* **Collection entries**
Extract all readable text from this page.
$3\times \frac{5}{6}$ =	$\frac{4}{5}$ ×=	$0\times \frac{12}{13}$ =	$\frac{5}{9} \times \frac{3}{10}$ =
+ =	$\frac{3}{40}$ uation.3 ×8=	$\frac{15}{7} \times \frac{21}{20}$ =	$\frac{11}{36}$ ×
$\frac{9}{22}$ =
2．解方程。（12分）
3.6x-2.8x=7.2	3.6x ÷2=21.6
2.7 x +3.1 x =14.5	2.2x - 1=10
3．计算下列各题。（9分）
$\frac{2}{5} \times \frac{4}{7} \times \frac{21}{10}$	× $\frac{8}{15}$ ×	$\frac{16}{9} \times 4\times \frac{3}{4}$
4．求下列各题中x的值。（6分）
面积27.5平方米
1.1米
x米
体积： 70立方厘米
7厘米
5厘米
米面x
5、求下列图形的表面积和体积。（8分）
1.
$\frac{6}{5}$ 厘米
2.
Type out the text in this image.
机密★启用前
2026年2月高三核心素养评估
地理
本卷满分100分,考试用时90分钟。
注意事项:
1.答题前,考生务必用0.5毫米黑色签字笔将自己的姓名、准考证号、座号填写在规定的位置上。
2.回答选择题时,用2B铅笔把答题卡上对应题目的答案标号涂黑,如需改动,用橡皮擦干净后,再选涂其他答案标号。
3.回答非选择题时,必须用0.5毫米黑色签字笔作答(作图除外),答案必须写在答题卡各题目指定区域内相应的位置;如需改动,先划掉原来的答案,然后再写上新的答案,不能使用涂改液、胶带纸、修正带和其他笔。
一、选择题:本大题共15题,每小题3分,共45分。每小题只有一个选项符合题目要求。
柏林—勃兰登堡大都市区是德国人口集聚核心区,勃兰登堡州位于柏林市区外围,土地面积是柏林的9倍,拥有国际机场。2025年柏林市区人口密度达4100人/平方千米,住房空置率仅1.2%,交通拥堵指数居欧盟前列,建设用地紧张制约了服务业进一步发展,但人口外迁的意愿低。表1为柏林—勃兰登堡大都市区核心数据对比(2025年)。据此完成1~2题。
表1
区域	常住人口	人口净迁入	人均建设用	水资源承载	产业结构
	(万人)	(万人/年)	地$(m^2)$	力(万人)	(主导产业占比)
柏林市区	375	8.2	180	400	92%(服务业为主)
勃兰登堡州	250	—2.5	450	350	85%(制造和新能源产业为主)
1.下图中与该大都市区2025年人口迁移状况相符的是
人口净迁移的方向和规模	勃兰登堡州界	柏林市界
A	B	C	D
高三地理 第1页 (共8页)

* **REQUIREMENT**
Provide the number of lines containing the string "text", with no other output.

* **ANSWER FOR THIS EXERCISE**
2